Extract, from the listing that follows, each line containing the word "Payable".

DATA EXTRACT:
+++++

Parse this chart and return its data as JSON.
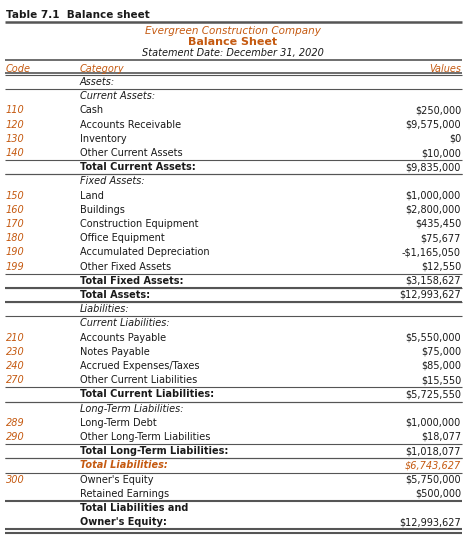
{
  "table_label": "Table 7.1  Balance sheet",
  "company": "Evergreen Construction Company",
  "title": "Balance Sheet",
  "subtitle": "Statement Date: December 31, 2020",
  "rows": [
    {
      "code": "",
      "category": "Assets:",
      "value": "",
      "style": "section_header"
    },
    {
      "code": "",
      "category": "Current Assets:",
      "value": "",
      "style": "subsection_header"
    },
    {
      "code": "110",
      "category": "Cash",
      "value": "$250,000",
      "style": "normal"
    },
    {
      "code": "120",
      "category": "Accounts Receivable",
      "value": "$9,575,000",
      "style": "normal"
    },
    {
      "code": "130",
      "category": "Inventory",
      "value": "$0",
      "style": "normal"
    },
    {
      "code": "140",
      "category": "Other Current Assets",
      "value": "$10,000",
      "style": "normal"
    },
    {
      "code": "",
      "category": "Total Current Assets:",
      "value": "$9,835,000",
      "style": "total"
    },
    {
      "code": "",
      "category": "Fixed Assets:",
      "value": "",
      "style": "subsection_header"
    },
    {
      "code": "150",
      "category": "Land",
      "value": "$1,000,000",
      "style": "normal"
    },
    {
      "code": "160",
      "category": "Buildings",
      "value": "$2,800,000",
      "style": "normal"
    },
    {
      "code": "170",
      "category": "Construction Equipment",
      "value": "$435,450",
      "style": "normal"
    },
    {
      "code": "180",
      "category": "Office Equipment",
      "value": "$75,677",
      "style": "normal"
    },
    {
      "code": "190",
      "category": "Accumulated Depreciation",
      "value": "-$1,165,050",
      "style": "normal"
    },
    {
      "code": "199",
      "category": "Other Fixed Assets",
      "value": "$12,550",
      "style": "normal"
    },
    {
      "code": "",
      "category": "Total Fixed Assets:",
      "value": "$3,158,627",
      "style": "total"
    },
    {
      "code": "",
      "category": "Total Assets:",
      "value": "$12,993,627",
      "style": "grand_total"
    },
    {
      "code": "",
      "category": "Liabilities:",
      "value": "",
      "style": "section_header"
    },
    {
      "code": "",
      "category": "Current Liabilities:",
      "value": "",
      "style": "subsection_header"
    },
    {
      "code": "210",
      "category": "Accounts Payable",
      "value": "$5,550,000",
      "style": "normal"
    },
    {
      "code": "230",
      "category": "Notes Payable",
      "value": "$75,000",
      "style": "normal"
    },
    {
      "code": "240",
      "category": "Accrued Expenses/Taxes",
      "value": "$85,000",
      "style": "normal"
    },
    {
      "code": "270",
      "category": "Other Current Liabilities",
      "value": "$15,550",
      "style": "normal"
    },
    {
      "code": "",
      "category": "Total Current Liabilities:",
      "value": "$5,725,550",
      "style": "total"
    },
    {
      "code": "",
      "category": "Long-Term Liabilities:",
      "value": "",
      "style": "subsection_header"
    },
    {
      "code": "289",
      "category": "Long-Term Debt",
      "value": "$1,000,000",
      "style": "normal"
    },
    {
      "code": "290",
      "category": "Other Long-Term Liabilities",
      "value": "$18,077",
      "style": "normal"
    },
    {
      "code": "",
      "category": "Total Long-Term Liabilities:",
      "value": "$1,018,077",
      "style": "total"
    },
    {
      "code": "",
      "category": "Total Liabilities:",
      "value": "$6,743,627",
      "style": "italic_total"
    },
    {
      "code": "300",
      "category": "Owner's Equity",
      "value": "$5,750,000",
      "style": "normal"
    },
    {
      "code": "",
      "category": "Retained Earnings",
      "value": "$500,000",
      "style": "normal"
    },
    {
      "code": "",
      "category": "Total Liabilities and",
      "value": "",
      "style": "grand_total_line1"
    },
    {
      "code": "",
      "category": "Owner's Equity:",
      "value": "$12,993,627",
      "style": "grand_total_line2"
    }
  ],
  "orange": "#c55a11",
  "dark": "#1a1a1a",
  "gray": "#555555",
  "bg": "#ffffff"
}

+++++

CORRECT RESPONSE:
      "category": "Accounts Payable",
      "category": "Notes Payable",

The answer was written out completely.